* [Selected passage]:
-=-=-

Eric is a Political Scientist. He graduated at the Free University of Berlin, Germany, on the topic African Renaissance and Discourse Ownership in the Information Age (2003).
Born and grown up in Dakar, Senegal and later in Germany, he has very early in his life developed an intercultural identity. Please see some pictures of his wedding on 16th August 2008.
Eric Van Grasdorff is a Core Team Member of the Cameroonian NGO AfricAvenir and currently the Chairperson of its German section in Berlin. Eric Van Grasdorff is also a Member of the HumanDHS Global Core Team and HumanDHS Global Coordinating Team. Additionally to being the Content Manager of both the HumanDHS and the AfricAvenir websites, he is currently building the Internet platform on Diversity Management for the German Heinrich Böll Foundation. Eric organised the 5th Annual Meeting of Human Dignity and Humiliation Studies in Berlin in 2005.
His research interest include ICTs and International Relations, the Development/Postdevelopment Debate, Africa, African Renaissance and International Relations and Globalization, Transnational Corporations and Social Responsability in Third World Countries.

-=-=-

* [Information given]:

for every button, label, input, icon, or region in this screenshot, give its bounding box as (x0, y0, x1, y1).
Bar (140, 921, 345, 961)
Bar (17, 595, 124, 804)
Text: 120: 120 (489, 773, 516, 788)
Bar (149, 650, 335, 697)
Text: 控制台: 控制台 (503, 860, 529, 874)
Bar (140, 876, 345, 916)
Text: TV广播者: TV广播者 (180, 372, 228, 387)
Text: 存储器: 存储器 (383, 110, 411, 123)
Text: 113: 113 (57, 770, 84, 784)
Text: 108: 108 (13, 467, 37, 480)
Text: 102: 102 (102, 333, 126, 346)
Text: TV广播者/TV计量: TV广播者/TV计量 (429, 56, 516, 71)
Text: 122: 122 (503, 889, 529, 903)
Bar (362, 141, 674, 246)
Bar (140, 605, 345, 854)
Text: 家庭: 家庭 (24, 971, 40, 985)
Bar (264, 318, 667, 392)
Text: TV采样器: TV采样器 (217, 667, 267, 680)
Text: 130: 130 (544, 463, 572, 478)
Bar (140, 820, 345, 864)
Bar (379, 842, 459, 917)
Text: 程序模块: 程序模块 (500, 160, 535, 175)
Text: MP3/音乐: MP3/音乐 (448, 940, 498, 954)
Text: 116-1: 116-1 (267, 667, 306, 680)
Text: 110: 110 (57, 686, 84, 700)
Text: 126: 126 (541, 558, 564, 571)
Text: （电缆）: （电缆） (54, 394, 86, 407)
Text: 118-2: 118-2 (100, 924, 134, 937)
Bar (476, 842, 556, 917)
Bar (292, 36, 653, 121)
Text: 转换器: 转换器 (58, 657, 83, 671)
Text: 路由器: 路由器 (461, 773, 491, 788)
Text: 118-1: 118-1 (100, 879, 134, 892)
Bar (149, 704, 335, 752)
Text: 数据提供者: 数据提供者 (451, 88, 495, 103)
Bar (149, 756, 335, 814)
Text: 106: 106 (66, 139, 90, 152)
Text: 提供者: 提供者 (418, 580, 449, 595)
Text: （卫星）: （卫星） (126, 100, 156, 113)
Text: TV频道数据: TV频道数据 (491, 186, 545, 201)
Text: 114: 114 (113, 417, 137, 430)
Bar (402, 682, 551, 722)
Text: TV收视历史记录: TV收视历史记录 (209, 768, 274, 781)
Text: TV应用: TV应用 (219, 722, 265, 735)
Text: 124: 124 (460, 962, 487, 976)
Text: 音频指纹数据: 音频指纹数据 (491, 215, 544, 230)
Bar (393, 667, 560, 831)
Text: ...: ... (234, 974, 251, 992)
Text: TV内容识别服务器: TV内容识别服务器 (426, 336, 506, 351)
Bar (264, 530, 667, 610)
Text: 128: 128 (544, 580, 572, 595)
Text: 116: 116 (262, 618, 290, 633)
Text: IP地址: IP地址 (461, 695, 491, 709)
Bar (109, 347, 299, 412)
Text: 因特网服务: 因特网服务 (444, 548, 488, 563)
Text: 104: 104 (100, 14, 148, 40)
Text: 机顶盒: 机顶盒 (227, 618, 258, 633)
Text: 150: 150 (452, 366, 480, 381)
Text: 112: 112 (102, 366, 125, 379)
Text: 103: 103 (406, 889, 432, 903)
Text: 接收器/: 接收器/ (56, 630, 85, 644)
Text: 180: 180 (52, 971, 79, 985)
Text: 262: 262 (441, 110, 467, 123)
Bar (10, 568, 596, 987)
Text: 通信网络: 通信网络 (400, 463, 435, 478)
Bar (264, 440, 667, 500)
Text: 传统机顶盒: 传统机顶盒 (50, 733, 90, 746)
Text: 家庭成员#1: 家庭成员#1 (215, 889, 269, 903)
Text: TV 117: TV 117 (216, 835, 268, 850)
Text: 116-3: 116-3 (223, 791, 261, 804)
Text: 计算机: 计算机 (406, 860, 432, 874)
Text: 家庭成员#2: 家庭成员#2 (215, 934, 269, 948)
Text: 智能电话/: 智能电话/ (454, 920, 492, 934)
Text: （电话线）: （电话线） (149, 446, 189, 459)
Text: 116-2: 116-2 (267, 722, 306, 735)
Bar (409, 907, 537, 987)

-=-=-

* [Exercise prompt]: Please continue the biography of Eric Van Grasdorff above, starting after its last sentence.

* [Answer box]:
Publications & Articles
Grasdorff, Eric Van
African Renaissance and Discourse Ownership in the Information Age - The Internet as a Factor of Domination and Liberation
LIT Verlag, Reihe: Politikwissenschaft
Bd. 116, 120 S., 14.90 EUR, br., ISBN 3-8258-8247-0
The information revolution is transforming the world, especially the industrialised world. But what are its implications for the implementation of an African renaissance? Based on a Foucaultian analytical framework this book argues that the Internet has become a major Western instrument of domination in Africa. By extending the reach of Western hegemonic discourses, the Internet adds another dimension to Western discursive power. However, by allowing for the active participation in the process of naming the world, the Internet also affords unprecedented means of transcending dependency.
Grasdorff, Eric Van
African Renaissance and Discourse Ownership in the Information Age
Free University of Berlin, Germany: Master Thesis, 2003.